> **Set problem A**
Reproduce the passage of the classification assignment below from "The following figure" up to and including "data and why?".
> **Set problem B**
Carry on the classification assignment text below, starting after its final sentence.

> **Selected extract**
***
You should also ensure that you read the instructions carefully, as failure to follow them could result in zero marks being awarded for certain parts of the questions.
The following figure shows the information in the dataset Classification.csv - it shows two different groups, plotted against two explanatory variables. This is simulated data - the groupings are determined by a (known, but not to you!) function of X1 and X2 with added noise/random error. The aim is to find a suitable method for classifying the 1000 datapoints into the two groups from a selection of possible approaches.
1. [5 marks] Create meaningful summaries of the two groups in terms of the variables X1 and X2. Describe your findings. Considering the plot showing the observations and the numerical summaries, which of the following classification methods do you think are suitable for classifying this data and why?
a. Linear discriminant analysis.
b. Quadratic discriminant analysis.
c. K-nearest neighbour classification.
d. Support vector machines.
e. Random forests.
2. [1 marks] Select 75% of the data to act as a training set, with the remaining 25% for testing/evaluation.
3. [23 marks] Choose four of the methods listed in Question 1 that are suitable to classify the data.
***
> **Stored data**
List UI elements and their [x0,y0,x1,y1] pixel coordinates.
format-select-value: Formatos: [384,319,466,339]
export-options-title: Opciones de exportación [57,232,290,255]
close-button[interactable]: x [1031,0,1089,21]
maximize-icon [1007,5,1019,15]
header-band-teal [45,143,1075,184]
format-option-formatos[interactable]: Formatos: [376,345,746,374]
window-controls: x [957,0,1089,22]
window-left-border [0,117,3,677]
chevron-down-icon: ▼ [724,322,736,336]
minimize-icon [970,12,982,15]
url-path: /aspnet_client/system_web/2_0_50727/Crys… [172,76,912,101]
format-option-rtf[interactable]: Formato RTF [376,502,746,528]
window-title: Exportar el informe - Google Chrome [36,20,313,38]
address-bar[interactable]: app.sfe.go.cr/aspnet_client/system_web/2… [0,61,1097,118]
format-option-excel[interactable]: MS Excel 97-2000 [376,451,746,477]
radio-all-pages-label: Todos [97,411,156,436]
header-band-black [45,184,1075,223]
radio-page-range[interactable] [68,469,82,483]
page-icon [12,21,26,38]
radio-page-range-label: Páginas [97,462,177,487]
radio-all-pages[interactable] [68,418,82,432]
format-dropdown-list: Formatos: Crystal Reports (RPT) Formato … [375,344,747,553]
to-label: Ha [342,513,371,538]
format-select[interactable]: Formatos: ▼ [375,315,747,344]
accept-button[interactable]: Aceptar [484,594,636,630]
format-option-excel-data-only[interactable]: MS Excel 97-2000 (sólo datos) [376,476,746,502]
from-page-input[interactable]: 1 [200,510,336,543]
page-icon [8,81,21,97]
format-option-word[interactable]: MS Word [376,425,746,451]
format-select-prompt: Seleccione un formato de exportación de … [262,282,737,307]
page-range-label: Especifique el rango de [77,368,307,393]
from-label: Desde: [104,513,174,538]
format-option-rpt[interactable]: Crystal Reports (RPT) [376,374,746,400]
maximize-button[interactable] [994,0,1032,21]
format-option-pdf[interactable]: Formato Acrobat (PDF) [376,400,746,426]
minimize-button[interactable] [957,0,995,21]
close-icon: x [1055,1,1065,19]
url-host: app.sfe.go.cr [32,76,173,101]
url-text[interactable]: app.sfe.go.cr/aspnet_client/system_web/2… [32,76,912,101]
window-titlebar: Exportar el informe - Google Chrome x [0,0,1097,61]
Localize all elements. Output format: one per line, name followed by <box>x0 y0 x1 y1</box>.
***
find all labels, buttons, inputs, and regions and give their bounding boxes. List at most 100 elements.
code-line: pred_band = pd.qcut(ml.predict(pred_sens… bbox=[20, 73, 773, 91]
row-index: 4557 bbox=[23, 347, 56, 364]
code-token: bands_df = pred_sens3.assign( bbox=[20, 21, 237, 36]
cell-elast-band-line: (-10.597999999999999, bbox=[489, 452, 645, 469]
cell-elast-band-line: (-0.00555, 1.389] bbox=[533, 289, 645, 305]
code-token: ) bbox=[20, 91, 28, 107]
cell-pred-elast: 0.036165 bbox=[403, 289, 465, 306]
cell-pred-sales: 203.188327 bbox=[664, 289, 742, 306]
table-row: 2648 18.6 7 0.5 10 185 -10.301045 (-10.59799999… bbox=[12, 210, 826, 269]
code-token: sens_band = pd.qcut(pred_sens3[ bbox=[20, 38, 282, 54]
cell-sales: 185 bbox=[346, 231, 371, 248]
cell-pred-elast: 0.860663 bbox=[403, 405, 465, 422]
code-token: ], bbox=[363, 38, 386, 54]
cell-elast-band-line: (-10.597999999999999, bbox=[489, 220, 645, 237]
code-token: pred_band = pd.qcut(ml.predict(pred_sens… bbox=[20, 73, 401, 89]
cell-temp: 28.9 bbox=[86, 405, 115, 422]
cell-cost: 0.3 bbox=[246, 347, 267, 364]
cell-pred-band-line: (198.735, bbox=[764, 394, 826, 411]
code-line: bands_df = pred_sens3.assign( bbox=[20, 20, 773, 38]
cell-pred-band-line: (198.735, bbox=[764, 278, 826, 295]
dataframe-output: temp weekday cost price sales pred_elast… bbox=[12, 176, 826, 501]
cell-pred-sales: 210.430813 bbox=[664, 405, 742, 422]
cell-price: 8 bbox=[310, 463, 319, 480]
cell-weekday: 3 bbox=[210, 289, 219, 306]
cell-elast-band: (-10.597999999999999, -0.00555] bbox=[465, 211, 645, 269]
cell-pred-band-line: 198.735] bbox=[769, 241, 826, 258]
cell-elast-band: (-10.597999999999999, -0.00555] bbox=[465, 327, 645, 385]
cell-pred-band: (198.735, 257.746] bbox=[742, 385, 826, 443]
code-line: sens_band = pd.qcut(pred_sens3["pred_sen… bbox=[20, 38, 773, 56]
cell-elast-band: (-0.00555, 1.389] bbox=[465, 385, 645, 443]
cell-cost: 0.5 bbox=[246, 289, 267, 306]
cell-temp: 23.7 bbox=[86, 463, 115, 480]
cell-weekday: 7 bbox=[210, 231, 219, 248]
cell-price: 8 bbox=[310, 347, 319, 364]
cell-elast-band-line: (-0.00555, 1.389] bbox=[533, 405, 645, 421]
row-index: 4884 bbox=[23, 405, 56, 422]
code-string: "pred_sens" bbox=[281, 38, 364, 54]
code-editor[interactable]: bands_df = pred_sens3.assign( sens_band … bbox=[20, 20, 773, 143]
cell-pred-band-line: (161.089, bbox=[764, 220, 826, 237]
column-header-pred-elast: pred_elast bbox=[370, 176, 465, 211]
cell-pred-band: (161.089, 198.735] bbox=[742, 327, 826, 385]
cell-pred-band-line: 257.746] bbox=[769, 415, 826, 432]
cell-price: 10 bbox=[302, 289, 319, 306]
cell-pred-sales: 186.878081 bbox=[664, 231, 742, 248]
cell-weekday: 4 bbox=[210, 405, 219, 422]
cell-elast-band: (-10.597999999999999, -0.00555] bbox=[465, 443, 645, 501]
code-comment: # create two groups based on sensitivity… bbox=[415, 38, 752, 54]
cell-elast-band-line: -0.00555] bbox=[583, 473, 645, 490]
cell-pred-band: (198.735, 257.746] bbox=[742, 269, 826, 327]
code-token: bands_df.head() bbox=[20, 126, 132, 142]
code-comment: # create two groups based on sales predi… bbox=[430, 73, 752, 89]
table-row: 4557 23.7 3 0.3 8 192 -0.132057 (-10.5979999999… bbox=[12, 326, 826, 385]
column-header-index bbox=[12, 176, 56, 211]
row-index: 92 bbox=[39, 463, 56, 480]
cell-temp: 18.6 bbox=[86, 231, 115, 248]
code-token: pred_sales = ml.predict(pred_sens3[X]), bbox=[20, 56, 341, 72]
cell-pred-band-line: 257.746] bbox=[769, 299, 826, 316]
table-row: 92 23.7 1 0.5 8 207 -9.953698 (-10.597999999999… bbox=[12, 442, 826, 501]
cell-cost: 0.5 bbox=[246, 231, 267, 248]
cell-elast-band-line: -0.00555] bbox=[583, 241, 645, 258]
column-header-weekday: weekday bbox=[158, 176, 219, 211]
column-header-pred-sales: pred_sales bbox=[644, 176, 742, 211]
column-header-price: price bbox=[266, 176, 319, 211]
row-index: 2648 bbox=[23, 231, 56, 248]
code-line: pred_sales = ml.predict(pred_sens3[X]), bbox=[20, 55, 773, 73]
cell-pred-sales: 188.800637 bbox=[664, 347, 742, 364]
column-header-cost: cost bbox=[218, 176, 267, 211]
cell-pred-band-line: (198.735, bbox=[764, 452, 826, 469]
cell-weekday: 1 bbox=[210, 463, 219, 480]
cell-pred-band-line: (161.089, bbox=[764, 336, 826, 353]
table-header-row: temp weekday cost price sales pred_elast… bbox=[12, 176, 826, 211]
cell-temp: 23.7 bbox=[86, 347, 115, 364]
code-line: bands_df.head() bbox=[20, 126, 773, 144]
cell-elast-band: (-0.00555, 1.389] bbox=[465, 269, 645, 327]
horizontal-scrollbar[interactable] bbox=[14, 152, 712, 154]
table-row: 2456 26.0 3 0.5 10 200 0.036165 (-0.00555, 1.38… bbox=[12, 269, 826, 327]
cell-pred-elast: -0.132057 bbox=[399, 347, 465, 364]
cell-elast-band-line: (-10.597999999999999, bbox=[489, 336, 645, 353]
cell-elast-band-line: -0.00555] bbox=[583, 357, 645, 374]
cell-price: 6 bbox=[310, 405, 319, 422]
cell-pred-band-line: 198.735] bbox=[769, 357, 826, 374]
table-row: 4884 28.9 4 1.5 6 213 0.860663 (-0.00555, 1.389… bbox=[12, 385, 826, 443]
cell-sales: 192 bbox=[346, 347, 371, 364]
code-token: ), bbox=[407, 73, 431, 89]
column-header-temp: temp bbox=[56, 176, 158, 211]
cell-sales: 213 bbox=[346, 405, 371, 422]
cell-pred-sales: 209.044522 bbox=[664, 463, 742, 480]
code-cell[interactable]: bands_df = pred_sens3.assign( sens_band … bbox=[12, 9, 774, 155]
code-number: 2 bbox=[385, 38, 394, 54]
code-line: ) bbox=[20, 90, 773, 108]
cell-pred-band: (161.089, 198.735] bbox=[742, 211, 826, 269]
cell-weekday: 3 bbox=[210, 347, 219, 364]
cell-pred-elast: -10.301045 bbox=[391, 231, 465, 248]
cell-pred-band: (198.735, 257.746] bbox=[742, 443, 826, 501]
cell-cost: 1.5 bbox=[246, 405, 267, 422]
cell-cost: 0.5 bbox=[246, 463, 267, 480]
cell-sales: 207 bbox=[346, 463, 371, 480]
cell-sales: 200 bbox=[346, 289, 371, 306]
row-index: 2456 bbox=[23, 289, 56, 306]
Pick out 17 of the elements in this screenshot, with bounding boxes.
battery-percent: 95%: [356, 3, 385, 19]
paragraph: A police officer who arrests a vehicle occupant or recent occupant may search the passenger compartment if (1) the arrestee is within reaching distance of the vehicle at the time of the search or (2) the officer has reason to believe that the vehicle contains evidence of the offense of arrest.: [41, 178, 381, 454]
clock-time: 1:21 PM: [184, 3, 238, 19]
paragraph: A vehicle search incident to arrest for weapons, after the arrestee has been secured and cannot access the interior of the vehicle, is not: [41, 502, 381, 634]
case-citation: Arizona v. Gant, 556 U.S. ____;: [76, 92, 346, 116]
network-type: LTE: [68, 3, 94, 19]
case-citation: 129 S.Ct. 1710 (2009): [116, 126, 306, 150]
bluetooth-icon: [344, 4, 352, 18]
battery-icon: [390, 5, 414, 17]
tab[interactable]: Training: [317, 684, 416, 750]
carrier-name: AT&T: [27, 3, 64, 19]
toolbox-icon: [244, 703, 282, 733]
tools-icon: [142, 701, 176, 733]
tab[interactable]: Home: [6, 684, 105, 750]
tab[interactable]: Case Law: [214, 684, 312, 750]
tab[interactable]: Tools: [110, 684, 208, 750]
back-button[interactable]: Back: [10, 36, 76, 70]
***
> **Written answer A**
The following figure shows the information in the dataset Classification.csv - it shows two different groups, plotted against two explanatory variables. This is simulated data - the groupings are determined by a (known, but not to you!) function of X1 and X2 with added noise/random error. The aim is to find a suitable method for classifying the 1000 datapoints into the two groups from a selection of possible approaches.
1. [5 marks] Create meaningful summaries of the two groups in terms of the variables X1 and X2. Describe your findings. Considering the plot showing the observations and the numerical summaries, which of the following classification methods do you think are suitable for classifying this data and why?

> **Written answer B**
Perform classification using these methods. In each case, briefly describe the theory behind how the classification method classifies the data (using your own words, and referring to the module material), present the results of an evaluation of the method (highlighting different aspects of the model performance) and describe your findings. Make sure that in each case you give a detailed description of the model performance. Where appropriate optimise the (hyper)parameters of the method. Note, if you fit all five models, only the first four will be considered for marking.
4. [4 marks] Compare the results from your chosen four approaches and select the best method(s) for classification while considering different modelling objectives. Explain your reasoning.
5. [2 marks] The file ClassificationTrue.csv contains the true classifications, based on the function of X1 and X2 without the noise. Evaluate how your four chosen methods from Questions 3 compare to the truth (in each case use the previously selected optimal value of the parameters). Do(es) your choice(s) from Question 4 still perform best in this case?
X2Total for paper = 100 marks
The deadline for submission is Noon (12pm), 14th March. Note that late submissions will be penalised.
You should submit a pdf that contains your answers, code (and all the relevant output/plots!) to the questions via ELE. In Part A you should use the R programming language, but in Part B you can choose to use R or Python (or both).